→ Text provided:

········

Why I Hope Dragon Age 3 Is A Lot Like Dragon Age 2


BioWare’s Dragon Age franchise, like its science fiction spiritual sibling Mass Effect, creates a great deal of passion among its fans. And also like its sci-fi sib, the Dragon Age games attract an enormous amount of controversy and dissent among those same fans.

Dragon Age: Origins and its DLC, including the Awakening expansion, were a slightly modernized update on the classic sword-and-sorcery, your-party-against-the-world Western RPG. DA:O was generally very well-received on its release in 2009, and the world eagerly awaited the sequel. But when Dragon Age II made its way into the world in 2011, reactions were decidedly more… mixed. The game received a significant amount of negative feedback, and remains contentious well after its debut.

But now, we find BioWare looking forward, and in the early planning stages of Dragon Age 3. Though technically speaking no such game has yet been announced, developers from the studio have recently been sharing concept art and ideas for it, taking into account fan feedback on the first two games. DA3 may well be the most open, “nudge nudge wink wink” secret in game development right now, and so it’s worth looking at what both DA:O and DA2 did well and poorly, with an eye to the future of the franchise.

So what does Dragon Age have going for it, and what does it need to change?

Strong characters, female and otherwise.

What They Did Right: I spent a big chunk of DA2 wanting to punch Anders in the damn face. The man pissed me off. He was self-righteous, manipulative and self-centred. Even after I, as Hawke, had earned his friendship and should have earned his trust, he still outright lied to me and kept secrets that shouldn’t have been kept. I was furious with him.

And that is absolutely brilliant. I was thinking of Anders as a person with motivations and layers. That I was angry with him meant that as a character, I took him seriously. That I felt personally betrayed meant that I was invested in the game. DA2 also featured the best combination of women characters I’ve seen in a video game probably ever, bringing forward the three different kinds of strength from Isabela, Merrill, and Aveline. Isabela is the very rare character who positively demonstrates the difference between “sexy” and “sexual object,” and Aveline’s character arc had me cheering aloud more than once.

········

→ Excerpted data:
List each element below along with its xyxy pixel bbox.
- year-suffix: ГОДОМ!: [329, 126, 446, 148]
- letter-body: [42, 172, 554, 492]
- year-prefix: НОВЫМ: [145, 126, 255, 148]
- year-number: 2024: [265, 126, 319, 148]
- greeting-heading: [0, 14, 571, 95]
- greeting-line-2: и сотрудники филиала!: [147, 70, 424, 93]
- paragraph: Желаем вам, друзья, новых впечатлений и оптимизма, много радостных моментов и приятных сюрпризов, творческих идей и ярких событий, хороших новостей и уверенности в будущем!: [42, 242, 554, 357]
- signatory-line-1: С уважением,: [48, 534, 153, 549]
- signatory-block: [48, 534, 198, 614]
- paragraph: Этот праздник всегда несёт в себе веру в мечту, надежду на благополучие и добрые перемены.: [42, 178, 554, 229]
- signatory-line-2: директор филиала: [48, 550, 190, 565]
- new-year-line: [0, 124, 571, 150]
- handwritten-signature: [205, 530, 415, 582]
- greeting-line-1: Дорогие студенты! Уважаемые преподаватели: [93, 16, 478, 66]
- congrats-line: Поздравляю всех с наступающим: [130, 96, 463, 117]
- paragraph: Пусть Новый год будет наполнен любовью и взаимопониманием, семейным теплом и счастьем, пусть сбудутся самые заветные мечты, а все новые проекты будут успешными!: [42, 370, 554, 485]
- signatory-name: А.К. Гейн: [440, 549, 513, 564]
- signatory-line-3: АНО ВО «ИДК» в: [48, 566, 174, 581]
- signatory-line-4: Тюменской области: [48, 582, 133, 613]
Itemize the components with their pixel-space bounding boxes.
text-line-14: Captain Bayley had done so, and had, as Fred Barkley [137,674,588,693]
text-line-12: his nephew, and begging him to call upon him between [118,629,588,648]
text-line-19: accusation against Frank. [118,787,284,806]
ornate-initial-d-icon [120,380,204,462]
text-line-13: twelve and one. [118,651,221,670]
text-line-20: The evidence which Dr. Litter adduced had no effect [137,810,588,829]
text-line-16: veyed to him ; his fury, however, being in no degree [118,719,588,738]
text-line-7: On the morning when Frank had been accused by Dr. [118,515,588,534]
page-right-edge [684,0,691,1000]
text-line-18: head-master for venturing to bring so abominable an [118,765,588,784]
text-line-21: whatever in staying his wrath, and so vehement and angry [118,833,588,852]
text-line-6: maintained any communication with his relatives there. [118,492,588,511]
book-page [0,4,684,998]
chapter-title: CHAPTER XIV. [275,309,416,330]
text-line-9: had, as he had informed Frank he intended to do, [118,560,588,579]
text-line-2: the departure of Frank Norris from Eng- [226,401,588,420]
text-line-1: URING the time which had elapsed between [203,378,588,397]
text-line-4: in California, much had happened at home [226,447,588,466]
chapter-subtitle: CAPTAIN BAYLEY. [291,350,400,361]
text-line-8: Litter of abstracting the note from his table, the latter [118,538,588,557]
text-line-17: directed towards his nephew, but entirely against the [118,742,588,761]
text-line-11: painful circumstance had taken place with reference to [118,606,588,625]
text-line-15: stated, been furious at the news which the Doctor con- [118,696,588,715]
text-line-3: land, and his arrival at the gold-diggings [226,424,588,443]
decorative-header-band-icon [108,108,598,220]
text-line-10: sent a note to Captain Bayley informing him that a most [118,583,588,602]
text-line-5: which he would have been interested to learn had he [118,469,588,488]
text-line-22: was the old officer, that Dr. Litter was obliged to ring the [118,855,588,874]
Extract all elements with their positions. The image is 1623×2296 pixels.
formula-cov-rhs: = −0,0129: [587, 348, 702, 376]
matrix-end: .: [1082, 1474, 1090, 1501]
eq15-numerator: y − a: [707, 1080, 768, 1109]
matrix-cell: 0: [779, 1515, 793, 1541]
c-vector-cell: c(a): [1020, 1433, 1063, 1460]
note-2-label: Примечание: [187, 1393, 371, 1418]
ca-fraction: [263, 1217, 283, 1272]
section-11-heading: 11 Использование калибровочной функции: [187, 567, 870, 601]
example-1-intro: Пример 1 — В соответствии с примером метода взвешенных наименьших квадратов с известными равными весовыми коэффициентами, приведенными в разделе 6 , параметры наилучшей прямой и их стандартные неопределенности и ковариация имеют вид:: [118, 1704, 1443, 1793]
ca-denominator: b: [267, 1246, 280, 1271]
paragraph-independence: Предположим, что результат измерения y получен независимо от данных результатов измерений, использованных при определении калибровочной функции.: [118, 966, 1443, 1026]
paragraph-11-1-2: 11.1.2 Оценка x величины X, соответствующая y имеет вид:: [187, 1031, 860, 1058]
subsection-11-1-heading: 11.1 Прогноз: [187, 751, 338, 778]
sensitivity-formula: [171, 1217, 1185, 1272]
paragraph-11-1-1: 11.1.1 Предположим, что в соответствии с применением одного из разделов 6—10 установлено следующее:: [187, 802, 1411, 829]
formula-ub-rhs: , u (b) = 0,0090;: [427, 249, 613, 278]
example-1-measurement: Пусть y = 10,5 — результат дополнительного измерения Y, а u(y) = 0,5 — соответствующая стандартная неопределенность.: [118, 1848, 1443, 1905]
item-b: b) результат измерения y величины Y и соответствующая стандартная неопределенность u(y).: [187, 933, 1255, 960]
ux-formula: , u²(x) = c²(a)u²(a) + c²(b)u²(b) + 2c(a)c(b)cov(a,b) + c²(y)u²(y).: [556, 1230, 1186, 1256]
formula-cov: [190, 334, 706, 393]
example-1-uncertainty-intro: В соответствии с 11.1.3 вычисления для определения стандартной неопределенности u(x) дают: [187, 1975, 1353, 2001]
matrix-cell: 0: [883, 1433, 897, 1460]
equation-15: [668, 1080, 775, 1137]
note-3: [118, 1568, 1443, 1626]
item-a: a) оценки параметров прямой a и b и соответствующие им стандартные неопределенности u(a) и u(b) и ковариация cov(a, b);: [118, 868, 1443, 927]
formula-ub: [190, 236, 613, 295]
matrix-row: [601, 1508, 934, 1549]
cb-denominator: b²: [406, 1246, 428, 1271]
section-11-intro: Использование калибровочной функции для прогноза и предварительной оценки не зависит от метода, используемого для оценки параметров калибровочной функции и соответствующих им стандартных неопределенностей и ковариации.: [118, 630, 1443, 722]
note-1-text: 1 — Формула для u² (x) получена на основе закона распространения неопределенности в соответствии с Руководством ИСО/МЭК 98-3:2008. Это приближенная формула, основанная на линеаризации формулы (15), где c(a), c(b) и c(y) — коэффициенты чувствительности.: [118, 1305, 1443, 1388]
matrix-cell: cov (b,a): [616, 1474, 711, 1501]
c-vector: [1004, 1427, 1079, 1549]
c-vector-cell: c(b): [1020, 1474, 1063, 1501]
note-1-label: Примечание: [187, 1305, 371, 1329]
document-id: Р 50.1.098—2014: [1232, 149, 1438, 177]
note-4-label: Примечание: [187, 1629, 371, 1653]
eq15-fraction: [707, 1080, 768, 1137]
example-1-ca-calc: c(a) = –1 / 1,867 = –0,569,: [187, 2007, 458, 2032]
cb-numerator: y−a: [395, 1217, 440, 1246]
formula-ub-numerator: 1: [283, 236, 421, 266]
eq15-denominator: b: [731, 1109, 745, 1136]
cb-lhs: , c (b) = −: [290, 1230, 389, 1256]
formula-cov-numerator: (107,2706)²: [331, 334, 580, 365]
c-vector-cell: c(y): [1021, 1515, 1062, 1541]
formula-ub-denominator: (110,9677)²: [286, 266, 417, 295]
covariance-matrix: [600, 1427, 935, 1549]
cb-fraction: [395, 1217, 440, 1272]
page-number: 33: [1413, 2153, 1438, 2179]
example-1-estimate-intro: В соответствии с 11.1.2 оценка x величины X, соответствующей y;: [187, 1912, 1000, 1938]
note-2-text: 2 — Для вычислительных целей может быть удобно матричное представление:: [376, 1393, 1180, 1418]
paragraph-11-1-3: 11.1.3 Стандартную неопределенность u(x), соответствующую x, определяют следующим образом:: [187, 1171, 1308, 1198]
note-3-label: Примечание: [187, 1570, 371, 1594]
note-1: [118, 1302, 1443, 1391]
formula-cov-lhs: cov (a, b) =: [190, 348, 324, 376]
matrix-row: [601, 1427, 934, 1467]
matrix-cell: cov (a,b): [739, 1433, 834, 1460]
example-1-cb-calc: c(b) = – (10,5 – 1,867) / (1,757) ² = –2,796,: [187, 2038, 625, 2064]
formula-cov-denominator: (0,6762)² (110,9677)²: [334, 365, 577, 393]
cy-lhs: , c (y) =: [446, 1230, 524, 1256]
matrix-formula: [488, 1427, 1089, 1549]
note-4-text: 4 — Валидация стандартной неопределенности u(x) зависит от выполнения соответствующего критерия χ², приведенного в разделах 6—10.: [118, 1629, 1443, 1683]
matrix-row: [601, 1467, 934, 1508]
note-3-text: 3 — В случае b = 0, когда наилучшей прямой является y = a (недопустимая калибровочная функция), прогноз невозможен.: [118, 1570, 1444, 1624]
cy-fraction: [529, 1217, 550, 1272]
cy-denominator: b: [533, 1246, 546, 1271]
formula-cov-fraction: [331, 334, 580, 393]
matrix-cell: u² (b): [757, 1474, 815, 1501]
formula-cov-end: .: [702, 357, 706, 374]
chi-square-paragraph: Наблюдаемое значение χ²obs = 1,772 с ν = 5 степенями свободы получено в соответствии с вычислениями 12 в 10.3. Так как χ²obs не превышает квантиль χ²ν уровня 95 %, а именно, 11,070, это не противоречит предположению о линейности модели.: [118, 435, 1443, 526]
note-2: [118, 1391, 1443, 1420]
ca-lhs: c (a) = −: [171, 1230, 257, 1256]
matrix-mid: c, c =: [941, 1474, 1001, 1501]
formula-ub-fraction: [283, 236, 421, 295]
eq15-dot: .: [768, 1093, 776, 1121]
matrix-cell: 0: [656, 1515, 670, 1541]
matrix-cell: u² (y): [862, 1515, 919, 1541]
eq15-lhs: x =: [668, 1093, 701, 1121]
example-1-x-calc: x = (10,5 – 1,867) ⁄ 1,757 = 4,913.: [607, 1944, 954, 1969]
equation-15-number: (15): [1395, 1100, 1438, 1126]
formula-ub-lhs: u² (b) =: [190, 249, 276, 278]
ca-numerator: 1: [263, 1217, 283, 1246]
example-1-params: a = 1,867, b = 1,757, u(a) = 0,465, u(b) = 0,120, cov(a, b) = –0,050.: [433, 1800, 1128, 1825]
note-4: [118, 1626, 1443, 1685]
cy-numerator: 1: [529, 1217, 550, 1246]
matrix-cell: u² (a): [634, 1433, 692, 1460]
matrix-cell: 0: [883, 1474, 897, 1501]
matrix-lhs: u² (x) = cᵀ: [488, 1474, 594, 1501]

········

→ Task directions:
Could you quote the stretch of the Dragon Age article from "Dragon Age: Origins" through "after its debut."? These rows were taken from a different source.

→ The result:
Dragon Age: Origins and its DLC, including the Awakening expansion, were a slightly modernized update on the classic sword-and-sorcery, your-party-against-the-world Western RPG. DA:O was generally very well-received on its release in 2009, and the world eagerly awaited the sequel. But when Dragon Age II made its way into the world in 2011, reactions were decidedly more… mixed. The game received a significant amount of negative feedback, and remains contentious well after its debut.